* BEGIN Page excerpt *

Besides the owner, there is next another office of great sociological importance, namely, that of the expert. He is the man who knows how to construct the canoe, how to do the carvings, and, last, not least, how to perform the magic. All these functions of the expert may be, but not necessarily are, united in one person. The owner is always one individual, but there may be two or even three experts.

Finally, the third sociological factor in canoe-building, consists of the workers. And here there is a further division. First there is a smaller group, consisting of the relations and close friends of the owner or of the expert, who help throughout the whole process of construction; and, secondly, there is, besides them, the main body of villagers, who take part in the work at those stages where communal labour is necessary.

(2) The magical regulation of work.—The belief in the efficiency of magic is supreme among the natives of Boyowa, and they associate it with all their vital concerns. In fact, we shall find magic interwoven into all the many industrial and communal activities to be described later on, as well as associated with every pursuit where either danger or chance conspicuously enter. We shall have to describe, besides the magic of canoe-making, that of propitious sailing, of shipwreck and salvage, of Kula and of trade, of fishing, of obtaining spondylus and Conus shell, and of protection against attack in foreign parts. It is imperative that we should thoroughly grasp what magic means to the natives and the rÔle it plays in all their vital pursuits, and a special chapter will be devoted to magical ideas and magical practices in Kiriwina. Here, however, it is necessary to sketch the main outlines, at least as far as canoe magic is concerned.

First of all, it must be realised that the natives firmly believe in the value of magic, and that this conviction, when put to the test of their actions, is quite unwavering, even nowadays when so much of native belief and custom has been undermined. We may speak of the sociological weight of tradition, that is of the degree to which the behaviour of a community is affected by the traditional commands of tribal law and customs. In the Trobriands, the general injunction for always building canoes under the guidance of magic is obeyed without the slightest deviation, for the tradition here weighs very heavily. Up to the present, not one single masawa canoe has been constructed without magic, indeed without the full observance of all the rites and ceremonial. The forces that keep the natives to their traditional course of behaviour are, in the first place, the specific social inertia which obtains in all human societies and is the basis of all conservative tendencies, and then the strong conviction that if the traditional course were not taken, evil results would ensue. In the case of canoes, the Trobrianders would be so firmly persuaded that a canoe built without magic would be unseaworthy, slow in sailing, and unlucky in the Kula, that no one would dream of omitting the magic rites.

* END Page excerpt *
* BEGIN Entries provided *

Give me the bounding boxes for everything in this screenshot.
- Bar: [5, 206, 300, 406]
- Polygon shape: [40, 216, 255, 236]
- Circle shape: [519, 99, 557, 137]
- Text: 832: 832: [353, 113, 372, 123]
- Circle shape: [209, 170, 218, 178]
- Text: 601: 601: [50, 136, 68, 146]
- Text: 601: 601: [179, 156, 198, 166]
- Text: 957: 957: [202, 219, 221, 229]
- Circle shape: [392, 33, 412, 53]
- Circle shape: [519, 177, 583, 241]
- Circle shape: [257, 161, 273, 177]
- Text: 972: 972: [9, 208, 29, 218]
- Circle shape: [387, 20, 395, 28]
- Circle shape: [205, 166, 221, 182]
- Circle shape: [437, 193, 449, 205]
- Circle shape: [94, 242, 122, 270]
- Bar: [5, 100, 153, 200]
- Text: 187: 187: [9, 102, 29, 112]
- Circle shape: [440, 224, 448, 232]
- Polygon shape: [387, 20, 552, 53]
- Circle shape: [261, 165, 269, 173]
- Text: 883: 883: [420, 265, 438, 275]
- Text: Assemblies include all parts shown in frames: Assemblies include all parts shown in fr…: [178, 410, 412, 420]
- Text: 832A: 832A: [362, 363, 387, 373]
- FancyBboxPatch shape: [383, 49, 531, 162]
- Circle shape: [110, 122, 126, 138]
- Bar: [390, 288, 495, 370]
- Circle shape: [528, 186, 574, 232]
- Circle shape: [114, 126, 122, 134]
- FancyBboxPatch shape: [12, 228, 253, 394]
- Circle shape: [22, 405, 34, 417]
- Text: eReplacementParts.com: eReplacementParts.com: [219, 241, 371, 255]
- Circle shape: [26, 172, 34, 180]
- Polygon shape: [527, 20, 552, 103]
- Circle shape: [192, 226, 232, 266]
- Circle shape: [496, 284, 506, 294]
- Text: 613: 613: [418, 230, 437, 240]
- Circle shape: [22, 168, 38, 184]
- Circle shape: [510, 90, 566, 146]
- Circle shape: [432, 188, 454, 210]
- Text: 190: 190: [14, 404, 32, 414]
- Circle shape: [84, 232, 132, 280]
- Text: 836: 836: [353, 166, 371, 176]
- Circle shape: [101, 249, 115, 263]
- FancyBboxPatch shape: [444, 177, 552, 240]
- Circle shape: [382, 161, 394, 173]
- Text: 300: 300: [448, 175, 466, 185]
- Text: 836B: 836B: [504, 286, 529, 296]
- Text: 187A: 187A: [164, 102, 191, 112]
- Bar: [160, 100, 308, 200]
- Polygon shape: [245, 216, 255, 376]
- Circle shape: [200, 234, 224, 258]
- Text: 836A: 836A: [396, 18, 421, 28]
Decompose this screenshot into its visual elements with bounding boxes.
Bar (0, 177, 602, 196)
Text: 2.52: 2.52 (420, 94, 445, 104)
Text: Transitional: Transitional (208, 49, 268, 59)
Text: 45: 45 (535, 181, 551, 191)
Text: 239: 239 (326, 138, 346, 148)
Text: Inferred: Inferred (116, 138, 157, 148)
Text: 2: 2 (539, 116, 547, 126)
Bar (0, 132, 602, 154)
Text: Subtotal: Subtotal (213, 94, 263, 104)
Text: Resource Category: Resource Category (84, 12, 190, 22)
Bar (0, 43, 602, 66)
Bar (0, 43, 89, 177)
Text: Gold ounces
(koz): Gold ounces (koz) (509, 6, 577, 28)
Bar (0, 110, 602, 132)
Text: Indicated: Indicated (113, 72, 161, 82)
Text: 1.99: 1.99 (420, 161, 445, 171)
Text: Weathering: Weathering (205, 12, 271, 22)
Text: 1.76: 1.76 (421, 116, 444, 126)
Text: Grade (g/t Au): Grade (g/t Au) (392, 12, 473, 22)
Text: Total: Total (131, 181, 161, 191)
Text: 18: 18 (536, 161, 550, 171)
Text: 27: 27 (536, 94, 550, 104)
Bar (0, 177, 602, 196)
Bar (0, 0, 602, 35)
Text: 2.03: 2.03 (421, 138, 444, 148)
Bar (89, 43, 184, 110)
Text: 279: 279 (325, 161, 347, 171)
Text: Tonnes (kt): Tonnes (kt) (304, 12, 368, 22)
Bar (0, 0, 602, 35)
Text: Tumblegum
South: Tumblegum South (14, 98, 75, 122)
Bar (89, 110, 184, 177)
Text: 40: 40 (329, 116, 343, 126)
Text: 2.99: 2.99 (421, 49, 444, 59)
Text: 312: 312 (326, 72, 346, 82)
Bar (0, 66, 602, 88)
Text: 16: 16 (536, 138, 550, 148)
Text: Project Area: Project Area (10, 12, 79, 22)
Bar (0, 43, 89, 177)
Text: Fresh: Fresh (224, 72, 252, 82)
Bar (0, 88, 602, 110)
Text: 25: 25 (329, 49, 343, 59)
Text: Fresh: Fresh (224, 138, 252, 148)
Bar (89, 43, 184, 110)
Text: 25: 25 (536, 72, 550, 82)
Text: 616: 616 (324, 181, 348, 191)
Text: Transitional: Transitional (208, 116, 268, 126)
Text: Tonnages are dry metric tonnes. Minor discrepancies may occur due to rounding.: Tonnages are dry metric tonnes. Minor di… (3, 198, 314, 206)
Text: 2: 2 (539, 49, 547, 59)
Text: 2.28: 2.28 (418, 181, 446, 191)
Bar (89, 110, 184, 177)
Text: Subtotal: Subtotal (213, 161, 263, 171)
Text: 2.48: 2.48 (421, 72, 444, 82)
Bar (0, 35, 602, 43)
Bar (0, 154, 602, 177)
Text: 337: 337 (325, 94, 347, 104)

* END Entries provided *

» **Exercise instructions**:
Copy word for word the part of the canoe-building passage that starts with "Besides the owner, there" and goes on through "labour is necessary.". The items are separate from the canoe-building passage.

» **Written answer**:
Besides the owner, there is next another office of great sociological importance, namely, that of the expert. He is the man who knows how to construct the canoe, how to do the carvings, and, last, not least, how to perform the magic. All these functions of the expert may be, but not necessarily are, united in one person. The owner is always one individual, but there may be two or even three experts.

Finally, the third sociological factor in canoe-building, consists of the workers. And here there is a further division. First there is a smaller group, consisting of the relations and close friends of the owner or of the expert, who help throughout the whole process of construction; and, secondly, there is, besides them, the main body of villagers, who take part in the work at those stages where communal labour is necessary.